PROBLEM DESCRIPTION:
Identify all lines below that hold "Demo" and collect them.

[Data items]
§ §
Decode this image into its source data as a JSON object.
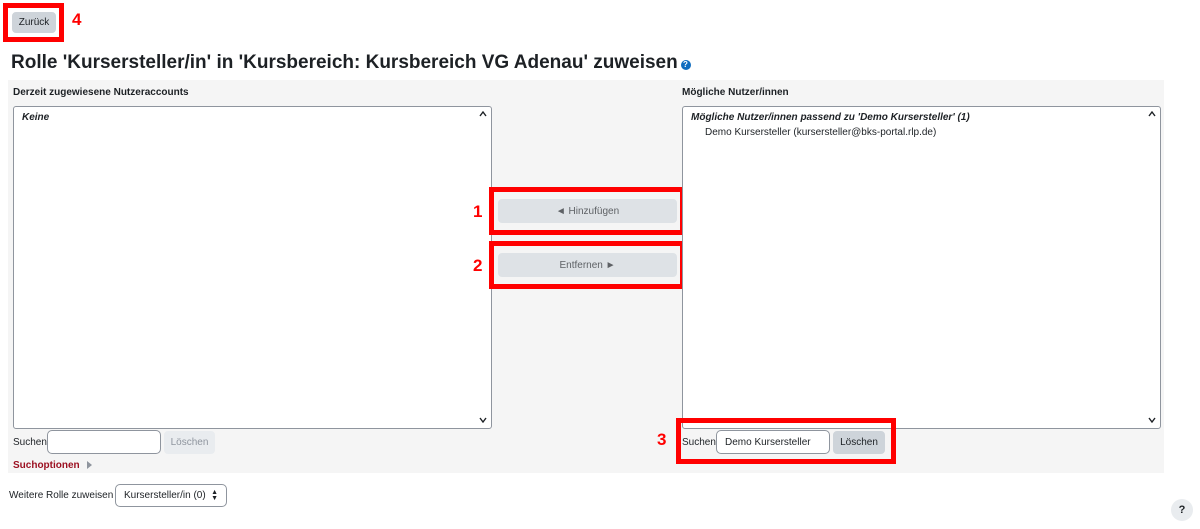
{
  "nav": {
    "back_label": "Zurück"
  },
  "callouts": [
    "1",
    "2",
    "3",
    "4"
  ],
  "page": {
    "title": "Rolle 'Kursersteller/in' in 'Kursbereich: Kursbereich VG Adenau' zuweisen",
    "help_icon": "question-circle-icon"
  },
  "assigned": {
    "header": "Derzeit zugewiesene Nutzeraccounts",
    "empty_label": "Keine",
    "search_label": "Suchen",
    "search_value": "",
    "clear_label": "Löschen",
    "options_label": "Suchoptionen"
  },
  "actions": {
    "add_label": "◄ Hinzufügen",
    "remove_label": "Entfernen ►"
  },
  "potential": {
    "header": "Mögliche Nutzer/innen",
    "group_label": "Mögliche Nutzer/innen passend zu 'Demo Kursersteller' (1)",
    "users": [
      "Demo Kursersteller (kursersteller@bks-portal.rlp.de)"
    ],
    "search_label": "Suchen",
    "search_value": "Demo Kursersteller",
    "clear_label": "Löschen"
  },
  "footer": {
    "other_role_label": "Weitere Rolle zuweisen",
    "other_role_value": "Kursersteller/in (0)"
  },
  "colors": {
    "callout": "#ff0000",
    "options_link": "#9b0e1f",
    "help_icon": "#0f6cbf"
  }
}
§ §
TASK SOLUTION:
    "group_label": "Mögliche Nutzer/innen passend zu 'Demo Kursersteller' (1)",
      "Demo Kursersteller (kursersteller@bks-portal.rlp.de)"
    "search_value": "Demo Kursersteller",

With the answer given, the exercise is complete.